[BEGIN]

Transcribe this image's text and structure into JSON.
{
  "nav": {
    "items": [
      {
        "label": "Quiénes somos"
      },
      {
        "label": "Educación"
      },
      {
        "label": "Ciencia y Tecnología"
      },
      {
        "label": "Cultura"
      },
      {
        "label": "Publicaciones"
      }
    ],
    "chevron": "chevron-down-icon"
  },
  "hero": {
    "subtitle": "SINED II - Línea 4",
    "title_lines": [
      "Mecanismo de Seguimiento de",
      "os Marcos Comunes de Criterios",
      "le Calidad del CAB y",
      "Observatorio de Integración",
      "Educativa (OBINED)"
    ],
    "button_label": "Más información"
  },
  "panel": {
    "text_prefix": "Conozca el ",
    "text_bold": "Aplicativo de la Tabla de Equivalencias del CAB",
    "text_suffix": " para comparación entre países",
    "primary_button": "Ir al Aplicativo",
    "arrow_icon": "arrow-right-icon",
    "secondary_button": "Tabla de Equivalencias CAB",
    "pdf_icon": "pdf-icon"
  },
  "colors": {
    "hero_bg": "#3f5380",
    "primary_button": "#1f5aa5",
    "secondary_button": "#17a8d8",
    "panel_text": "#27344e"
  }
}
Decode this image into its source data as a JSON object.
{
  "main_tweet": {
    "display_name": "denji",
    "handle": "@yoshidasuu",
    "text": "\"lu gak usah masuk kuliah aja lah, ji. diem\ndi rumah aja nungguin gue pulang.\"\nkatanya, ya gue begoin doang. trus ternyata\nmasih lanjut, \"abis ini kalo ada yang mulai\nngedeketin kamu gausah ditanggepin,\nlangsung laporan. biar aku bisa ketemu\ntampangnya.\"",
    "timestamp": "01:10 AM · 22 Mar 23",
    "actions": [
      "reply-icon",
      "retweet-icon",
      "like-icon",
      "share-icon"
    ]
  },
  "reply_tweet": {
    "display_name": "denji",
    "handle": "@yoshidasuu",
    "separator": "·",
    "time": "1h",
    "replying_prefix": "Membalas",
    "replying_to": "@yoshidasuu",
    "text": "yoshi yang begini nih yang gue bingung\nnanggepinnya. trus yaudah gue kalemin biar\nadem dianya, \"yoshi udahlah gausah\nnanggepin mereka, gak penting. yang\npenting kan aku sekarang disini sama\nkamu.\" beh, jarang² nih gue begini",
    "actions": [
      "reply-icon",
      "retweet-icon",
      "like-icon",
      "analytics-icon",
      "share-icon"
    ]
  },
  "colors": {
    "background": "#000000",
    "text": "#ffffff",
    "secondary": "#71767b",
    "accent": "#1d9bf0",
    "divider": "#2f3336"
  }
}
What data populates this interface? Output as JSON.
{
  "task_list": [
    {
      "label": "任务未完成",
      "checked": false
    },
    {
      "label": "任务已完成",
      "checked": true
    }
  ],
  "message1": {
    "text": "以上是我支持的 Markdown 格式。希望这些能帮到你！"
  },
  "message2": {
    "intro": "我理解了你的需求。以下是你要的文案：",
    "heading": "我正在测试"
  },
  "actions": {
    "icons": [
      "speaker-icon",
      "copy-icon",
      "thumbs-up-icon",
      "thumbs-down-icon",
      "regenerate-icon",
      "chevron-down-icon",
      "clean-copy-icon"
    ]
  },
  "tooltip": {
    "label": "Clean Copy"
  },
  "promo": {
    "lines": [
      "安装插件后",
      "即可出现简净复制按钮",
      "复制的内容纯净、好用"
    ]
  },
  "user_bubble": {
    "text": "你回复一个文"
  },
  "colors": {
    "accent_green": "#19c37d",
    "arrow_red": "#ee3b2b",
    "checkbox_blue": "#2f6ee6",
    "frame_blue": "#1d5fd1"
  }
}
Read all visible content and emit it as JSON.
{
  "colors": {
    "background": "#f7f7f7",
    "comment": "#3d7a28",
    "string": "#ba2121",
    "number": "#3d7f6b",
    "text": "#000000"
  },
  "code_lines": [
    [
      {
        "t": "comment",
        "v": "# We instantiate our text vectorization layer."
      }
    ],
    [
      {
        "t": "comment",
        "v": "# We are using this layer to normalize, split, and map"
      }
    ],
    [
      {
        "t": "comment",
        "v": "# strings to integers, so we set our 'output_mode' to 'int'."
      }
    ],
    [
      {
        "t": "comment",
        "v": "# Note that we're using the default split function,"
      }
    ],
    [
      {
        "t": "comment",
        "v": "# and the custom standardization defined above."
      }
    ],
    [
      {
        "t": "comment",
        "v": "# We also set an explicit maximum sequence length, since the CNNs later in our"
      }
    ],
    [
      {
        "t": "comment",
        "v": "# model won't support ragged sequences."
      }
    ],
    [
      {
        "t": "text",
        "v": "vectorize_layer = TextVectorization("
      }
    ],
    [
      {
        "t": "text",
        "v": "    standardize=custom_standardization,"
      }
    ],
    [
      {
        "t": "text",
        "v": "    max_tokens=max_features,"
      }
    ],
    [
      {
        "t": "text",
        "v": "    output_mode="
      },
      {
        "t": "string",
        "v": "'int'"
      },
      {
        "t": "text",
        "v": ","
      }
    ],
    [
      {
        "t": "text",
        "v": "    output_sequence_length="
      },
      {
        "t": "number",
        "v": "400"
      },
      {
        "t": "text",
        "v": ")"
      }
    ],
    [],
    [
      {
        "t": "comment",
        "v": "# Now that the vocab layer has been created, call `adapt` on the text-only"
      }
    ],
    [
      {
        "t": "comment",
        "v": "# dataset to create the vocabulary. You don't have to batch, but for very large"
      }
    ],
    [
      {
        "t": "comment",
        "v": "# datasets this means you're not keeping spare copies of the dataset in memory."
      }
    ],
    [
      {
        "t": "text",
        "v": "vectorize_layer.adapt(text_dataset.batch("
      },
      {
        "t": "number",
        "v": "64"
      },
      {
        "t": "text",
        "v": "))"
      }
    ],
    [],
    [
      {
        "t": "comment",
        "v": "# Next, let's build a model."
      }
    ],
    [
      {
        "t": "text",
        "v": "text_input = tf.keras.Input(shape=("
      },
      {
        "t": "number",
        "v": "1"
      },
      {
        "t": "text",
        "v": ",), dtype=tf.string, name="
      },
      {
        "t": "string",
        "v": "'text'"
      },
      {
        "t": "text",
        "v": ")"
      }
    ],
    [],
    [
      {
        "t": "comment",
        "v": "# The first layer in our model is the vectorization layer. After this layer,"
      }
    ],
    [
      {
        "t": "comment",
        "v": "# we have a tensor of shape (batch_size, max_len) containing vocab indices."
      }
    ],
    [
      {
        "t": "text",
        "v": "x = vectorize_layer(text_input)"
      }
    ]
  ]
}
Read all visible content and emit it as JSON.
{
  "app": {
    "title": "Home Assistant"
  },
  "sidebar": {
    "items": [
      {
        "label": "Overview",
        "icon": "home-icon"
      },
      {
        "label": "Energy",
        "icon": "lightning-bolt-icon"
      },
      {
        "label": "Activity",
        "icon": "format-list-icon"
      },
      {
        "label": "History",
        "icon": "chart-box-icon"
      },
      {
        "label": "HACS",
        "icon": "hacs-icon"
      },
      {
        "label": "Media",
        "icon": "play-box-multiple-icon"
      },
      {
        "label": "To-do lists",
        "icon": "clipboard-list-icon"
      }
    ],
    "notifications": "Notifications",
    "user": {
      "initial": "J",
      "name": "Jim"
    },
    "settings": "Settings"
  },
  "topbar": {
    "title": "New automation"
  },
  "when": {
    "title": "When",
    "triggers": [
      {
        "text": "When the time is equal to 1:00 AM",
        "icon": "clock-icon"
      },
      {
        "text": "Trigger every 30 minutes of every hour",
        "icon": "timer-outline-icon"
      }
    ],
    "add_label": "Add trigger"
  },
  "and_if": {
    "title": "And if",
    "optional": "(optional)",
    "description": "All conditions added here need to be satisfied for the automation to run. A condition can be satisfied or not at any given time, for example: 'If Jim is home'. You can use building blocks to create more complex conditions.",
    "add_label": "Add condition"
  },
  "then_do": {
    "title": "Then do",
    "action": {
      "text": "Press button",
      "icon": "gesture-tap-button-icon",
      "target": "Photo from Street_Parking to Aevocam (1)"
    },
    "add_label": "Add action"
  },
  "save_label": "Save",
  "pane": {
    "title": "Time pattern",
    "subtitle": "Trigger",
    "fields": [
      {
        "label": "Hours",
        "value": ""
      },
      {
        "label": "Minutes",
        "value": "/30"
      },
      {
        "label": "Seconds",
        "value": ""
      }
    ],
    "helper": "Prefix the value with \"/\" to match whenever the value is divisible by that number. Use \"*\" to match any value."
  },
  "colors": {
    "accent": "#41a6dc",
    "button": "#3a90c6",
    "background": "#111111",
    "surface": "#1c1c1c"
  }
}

[END]

Count the lines that hold the string "background", and reply with that number alone.

3